**Task description**
Please retype the data in full and exactly; the pictures are not part of the copy.
BEGIN Dataset records
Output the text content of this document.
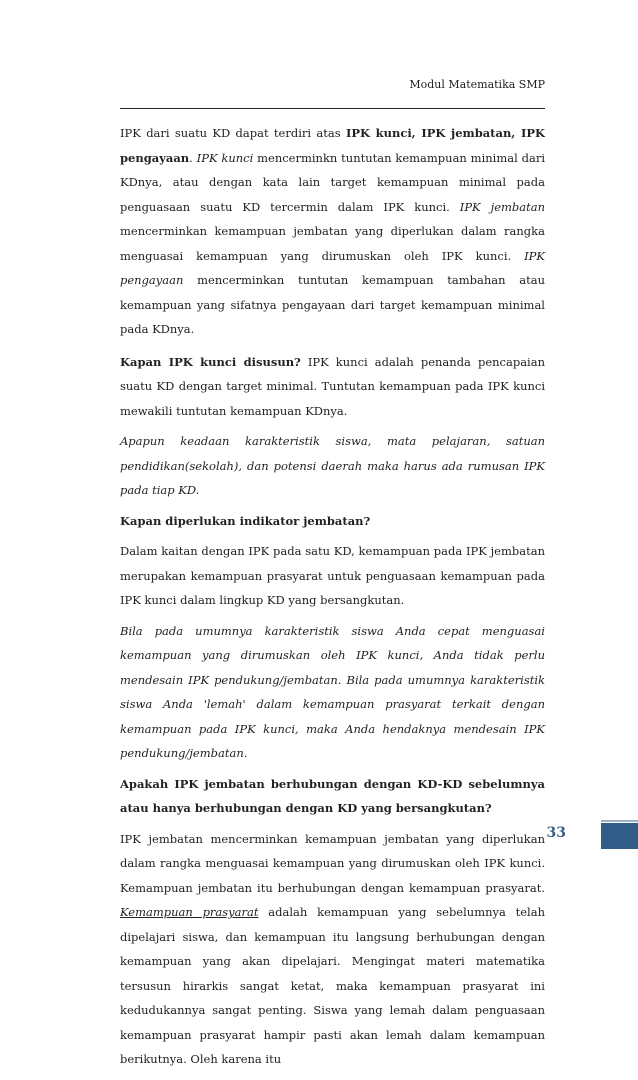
Modul Matematika SMP

IPK dari suatu KD dapat terdiri atas IPK kunci, IPK jembatan, IPK pengayaan. IPK kunci mencerminkn tuntutan kemampuan minimal dari KDnya, atau dengan kata lain target kemampuan minimal pada penguasaan suatu KD tercermin dalam IPK kunci. IPK jembatan mencerminkan kemampuan jembatan yang diperlukan dalam rangka menguasai kemampuan yang dirumuskan oleh IPK kunci. IPK pengayaan mencerminkan tuntutan kemampuan tambahan atau kemampuan yang sifatnya pengayaan dari target kemampuan minimal pada KDnya.

Kapan IPK kunci disusun? IPK kunci adalah penanda pencapaian suatu KD dengan target minimal. Tuntutan kemampuan pada IPK kunci mewakili tuntutan kemampuan KDnya.

Apapun keadaan karakteristik siswa, mata pelajaran, satuan pendidikan(sekolah), dan potensi daerah maka harus ada rumusan IPK pada tiap KD.

Kapan diperlukan indikator jembatan?

Dalam kaitan dengan IPK pada satu KD, kemampuan pada IPK jembatan merupakan kemampuan prasyarat untuk penguasaan kemampuan pada IPK kunci dalam lingkup KD yang bersangkutan.

Bila pada umumnya karakteristik siswa Anda cepat menguasai kemampuan yang dirumuskan oleh IPK kunci, Anda tidak perlu mendesain IPK pendukung/jembatan. Bila pada umumnya karakteristik siswa Anda 'lemah' dalam kemampuan prasyarat terkait dengan kemampuan pada IPK kunci, maka Anda hendaknya mendesain IPK pendukung/jembatan.

Apakah IPK jembatan berhubungan dengan KD-KD sebelumnya atau hanya berhubungan dengan KD yang bersangkutan?

IPK jembatan mencerminkan kemampuan jembatan yang diperlukan dalam rangka menguasai kemampuan yang dirumuskan oleh IPK kunci. Kemampuan jembatan itu berhubungan dengan kemampuan prasyarat. Kemampuan prasyarat adalah kemampuan yang sebelumnya telah dipelajari siswa, dan kemampuan itu langsung berhubungan dengan kemampuan yang akan dipelajari. Mengingat materi matematika tersusun hirarkis sangat ketat, maka kemampuan prasyarat ini kedudukannya sangat penting. Siswa yang lemah dalam penguasaan kemampuan prasyarat hampir pasti akan lemah dalam kemampuan berikutnya. Oleh karena itu

33
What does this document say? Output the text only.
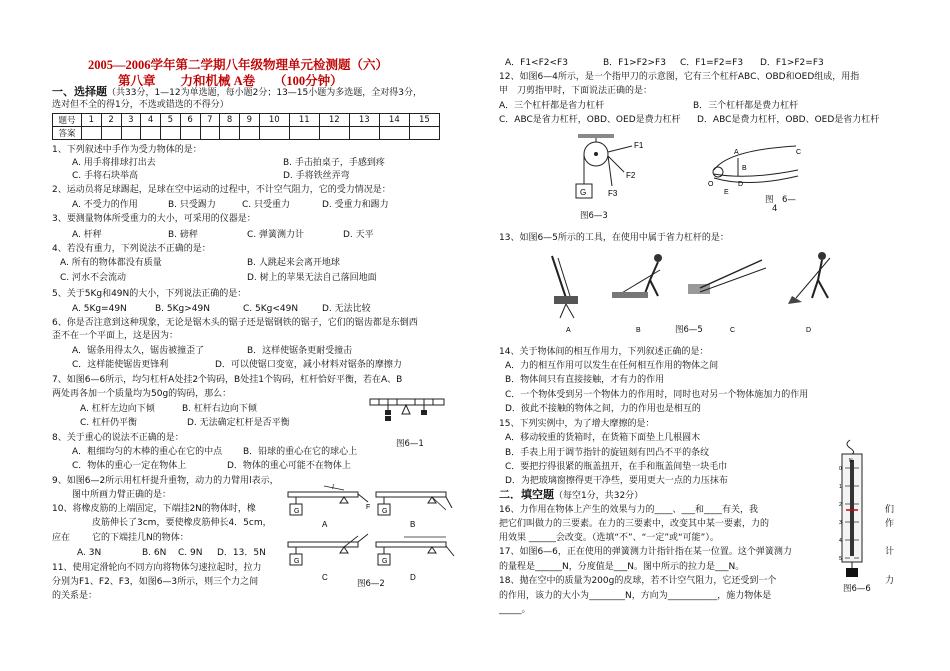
2005—2006学年第二学期八年级物理单元检测题（六）
第八章　　力和机械 A卷　　（100分钟）
一、选择题（共33分，1—12为单选题，每小题2分；13—15小题为多选题，全对得3分，
选对但不全的得1分，不选或错选的不得分）
题号	1	2	3	4	5	6	7	8	9	10	11	12	13	14	15
答案															
1、下列叙述中手作为受力物体的是：
A. 用手将排球打出去	B. 手击拍桌子，手感到疼
C. 手将石块举高	D. 手将铁丝弄弯
2、运动员将足球踢起，足球在空中运动的过程中，不计空气阻力，它的受力情况是：
A. 不受力的作用	B. 只受踢力	C. 只受重力	D. 受重力和踢力
3、要测量物体所受重力的大小，可采用的仪器是：
A. 杆秤	B. 磅秤	C. 弹簧测力计	D. 天平
4、若没有重力，下列说法不正确的是：
A. 所有的物体都没有质量	B. 人跳起来会离开地球
C. 河水不会流动	D. 树上的苹果无法自己落回地面
5、关于5Kg和49N的大小，下列说法正确的是：
A. 5Kg=49N	B. 5Kg>49N	C. 5Kg<49N	D. 无法比较
6、你是否注意到这种现象，无论是锯木头的锯子还是锯钢铁的锯子，它们的锯齿都是东倒西
歪不在一个平面上，这是因为：
A．锯条用得太久，锯齿被撞歪了	B．这样使锯条更耐受撞击
C．这样能使锯齿更锋利	D．可以使锯口变宽，减小材料对锯条的摩擦力
7、如图6—6所示，均匀杠杆A处挂2个钩码，B处挂1个钩码，杠杆恰好平衡，若在A、B
两处再各加一个质量均为50g的钩码，那么：
A. 杠杆左边向下倾	B. 杠杆右边向下倾
C. 杠杆仍平衡	D. 无法确定杠杆是否平衡
8、关于重心的说法不正确的是：
A．粗细均匀的木棒的重心在它的中点 B．铅球的重心在它的球心上
C．物体的重心一定在物体上	D．物体的重心可能不在物体上
9、如图6—2所示用杠杆提升重物，动力的力臂用l表示，
图中所画力臂正确的是：
10、将橡皮筋的上端固定，下端挂2N的物体时，橡
皮筋伸长了3cm，要使橡皮筋伸长4．5cm，
应在 它的下端挂几N的物体：
A. 3N	B. 6N C. 9N D．13．5N
11、使用定滑轮向不同方向将物体匀速拉起时，拉力
分别为F1、F2、F3，如图6—3所示，则三个力之间
的关系是：
图6—1
G
F
l
A
G
B
G
C
G
D
图6—2
A．F1<F2<F3	B．F1>F2>F3 C．F1=F2=F3 D．F1>F2=F3
12、如图6—4所示，是一个指甲刀的示意图，它有三个杠杆ABC、OBD和OED组成，用指
甲　刀剪指甲时，下面说法正确的是：
A．三个杠杆都是省力杠杆	B．三个杠杆都是费力杠杆
C．ABC是省力杠杆，OBD、OED是费力杠杆 D．ABC是费力杠杆，OBD、OED是省力杠杆
G
F1
F2
F3
图6—3
A
B
C
D
O
E
图　6—
4
13、如图6—5所示的工具，在使用中属于省力杠杆的是：
A	B	C	D
图6—5
14、关于物体间的相互作用力，下列叙述正确的是：
A．力的相互作用可以发生在任何相互作用的物体之间
B．物体间只有直接接触，才有力的作用
C．一个物体受到另一个物体力的作用时，同时也对另一个物体施加力的作用
D．彼此不接触的物体之间，力的作用也是相互的
15、下列实例中，为了增大摩擦的是：
A．移动较重的货箱时，在货箱下面垫上几根圆木
B．手表上用于调节指针的旋钮刻有凹凸不平的条纹
C．要把拧得很紧的瓶盖扭开，在手和瓶盖间垫一块毛巾
D．为把玻璃窗擦得更干净些，要用更大一点的力压抹布
二．填空题（每空1分，共32分）
16、力作用在物体上产生的效果与力的____、___和____有关，我	们
把它们叫做力的三要素。在力的三要素中，改变其中某一要素，力的	作
用效果 ______会改变。（选填“不”、“一定”或“可能”）。
17、如图6—6，正在使用的弹簧测力计指针指在某一位置。这个弹簧测力	计
的量程是______N，分度值是___N。图中所示的拉力是___N。
18、抛在空中的质量为200g的皮球，若不计空气阻力，它还受到一个	力
的作用，该力的大小为________N，方向为___________，施力物体是
_____。
N
0
1
2
3
4
5
图6—6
END Dataset records
**Finished task**
Output the text content of this document.
Modul Matematika SMP

IPK dari suatu KD dapat terdiri atas IPK kunci, IPK jembatan, IPK pengayaan. IPK kunci mencerminkn tuntutan kemampuan minimal dari KDnya, atau dengan kata lain target kemampuan minimal pada penguasaan suatu KD tercermin dalam IPK kunci. IPK jembatan mencerminkan kemampuan jembatan yang diperlukan dalam rangka menguasai kemampuan yang dirumuskan oleh IPK kunci. IPK pengayaan mencerminkan tuntutan kemampuan tambahan atau kemampuan yang sifatnya pengayaan dari target kemampuan minimal pada KDnya.

Kapan IPK kunci disusun? IPK kunci adalah penanda pencapaian suatu KD dengan target minimal. Tuntutan kemampuan pada IPK kunci mewakili tuntutan kemampuan KDnya.

Apapun keadaan karakteristik siswa, mata pelajaran, satuan pendidikan(sekolah), dan potensi daerah maka harus ada rumusan IPK pada tiap KD.

Kapan diperlukan indikator jembatan?

Dalam kaitan dengan IPK pada satu KD, kemampuan pada IPK jembatan merupakan kemampuan prasyarat untuk penguasaan kemampuan pada IPK kunci dalam lingkup KD yang bersangkutan.

Bila pada umumnya karakteristik siswa Anda cepat menguasai kemampuan yang dirumuskan oleh IPK kunci, Anda tidak perlu mendesain IPK pendukung/jembatan. Bila pada umumnya karakteristik siswa Anda 'lemah' dalam kemampuan prasyarat terkait dengan kemampuan pada IPK kunci, maka Anda hendaknya mendesain IPK pendukung/jembatan.

Apakah IPK jembatan berhubungan dengan KD-KD sebelumnya atau hanya berhubungan dengan KD yang bersangkutan?

IPK jembatan mencerminkan kemampuan jembatan yang diperlukan dalam rangka menguasai kemampuan yang dirumuskan oleh IPK kunci. Kemampuan jembatan itu berhubungan dengan kemampuan prasyarat. Kemampuan prasyarat adalah kemampuan yang sebelumnya telah dipelajari siswa, dan kemampuan itu langsung berhubungan dengan kemampuan yang akan dipelajari. Mengingat materi matematika tersusun hirarkis sangat ketat, maka kemampuan prasyarat ini kedudukannya sangat penting. Siswa yang lemah dalam penguasaan kemampuan prasyarat hampir pasti akan lemah dalam kemampuan berikutnya. Oleh karena itu

33
What does this document say? Output the text only.
2005—2006学年第二学期八年级物理单元检测题（六）
第八章　　力和机械 A卷　　（100分钟）
一、选择题（共33分，1—12为单选题，每小题2分；13—15小题为多选题，全对得3分，
选对但不全的得1分，不选或错选的不得分）
题号	1	2	3	4	5	6	7	8	9	10	11	12	13	14	15
答案															
1、下列叙述中手作为受力物体的是：
A. 用手将排球打出去	B. 手击拍桌子，手感到疼
C. 手将石块举高	D. 手将铁丝弄弯
2、运动员将足球踢起，足球在空中运动的过程中，不计空气阻力，它的受力情况是：
A. 不受力的作用	B. 只受踢力	C. 只受重力	D. 受重力和踢力
3、要测量物体所受重力的大小，可采用的仪器是：
A. 杆秤	B. 磅秤	C. 弹簧测力计	D. 天平
4、若没有重力，下列说法不正确的是：
A. 所有的物体都没有质量	B. 人跳起来会离开地球
C. 河水不会流动	D. 树上的苹果无法自己落回地面
5、关于5Kg和49N的大小，下列说法正确的是：
A. 5Kg=49N	B. 5Kg>49N	C. 5Kg<49N	D. 无法比较
6、你是否注意到这种现象，无论是锯木头的锯子还是锯钢铁的锯子，它们的锯齿都是东倒西
歪不在一个平面上，这是因为：
A．锯条用得太久，锯齿被撞歪了	B．这样使锯条更耐受撞击
C．这样能使锯齿更锋利	D．可以使锯口变宽，减小材料对锯条的摩擦力
7、如图6—6所示，均匀杠杆A处挂2个钩码，B处挂1个钩码，杠杆恰好平衡，若在A、B
两处再各加一个质量均为50g的钩码，那么：
A. 杠杆左边向下倾	B. 杠杆右边向下倾
C. 杠杆仍平衡	D. 无法确定杠杆是否平衡
8、关于重心的说法不正确的是：
A．粗细均匀的木棒的重心在它的中点 B．铅球的重心在它的球心上
C．物体的重心一定在物体上	D．物体的重心可能不在物体上
9、如图6—2所示用杠杆提升重物，动力的力臂用l表示，
图中所画力臂正确的是：
10、将橡皮筋的上端固定，下端挂2N的物体时，橡
皮筋伸长了3cm，要使橡皮筋伸长4．5cm，
应在 它的下端挂几N的物体：
A. 3N	B. 6N C. 9N D．13．5N
11、使用定滑轮向不同方向将物体匀速拉起时，拉力
分别为F1、F2、F3，如图6—3所示，则三个力之间
的关系是：
图6—1
G
F
l
A
G
B
G
C
G
D
图6—2
A．F1<F2<F3	B．F1>F2>F3 C．F1=F2=F3 D．F1>F2=F3
12、如图6—4所示，是一个指甲刀的示意图，它有三个杠杆ABC、OBD和OED组成，用指
甲　刀剪指甲时，下面说法正确的是：
A．三个杠杆都是省力杠杆	B．三个杠杆都是费力杠杆
C．ABC是省力杠杆，OBD、OED是费力杠杆 D．ABC是费力杠杆，OBD、OED是省力杠杆
G
F1
F2
F3
图6—3
A
B
C
D
O
E
图　6—
4
13、如图6—5所示的工具，在使用中属于省力杠杆的是：
A	B	C	D
图6—5
14、关于物体间的相互作用力，下列叙述正确的是：
A．力的相互作用可以发生在任何相互作用的物体之间
B．物体间只有直接接触，才有力的作用
C．一个物体受到另一个物体力的作用时，同时也对另一个物体施加力的作用
D．彼此不接触的物体之间，力的作用也是相互的
15、下列实例中，为了增大摩擦的是：
A．移动较重的货箱时，在货箱下面垫上几根圆木
B．手表上用于调节指针的旋钮刻有凹凸不平的条纹
C．要把拧得很紧的瓶盖扭开，在手和瓶盖间垫一块毛巾
D．为把玻璃窗擦得更干净些，要用更大一点的力压抹布
二．填空题（每空1分，共32分）
16、力作用在物体上产生的效果与力的____、___和____有关，我	们
把它们叫做力的三要素。在力的三要素中，改变其中某一要素，力的	作
用效果 ______会改变。（选填“不”、“一定”或“可能”）。
17、如图6—6，正在使用的弹簧测力计指针指在某一位置。这个弹簧测力	计
的量程是______N，分度值是___N。图中所示的拉力是___N。
18、抛在空中的质量为200g的皮球，若不计空气阻力，它还受到一个	力
的作用，该力的大小为________N，方向为___________，施力物体是
_____。
N
0
1
2
3
4
5
图6—6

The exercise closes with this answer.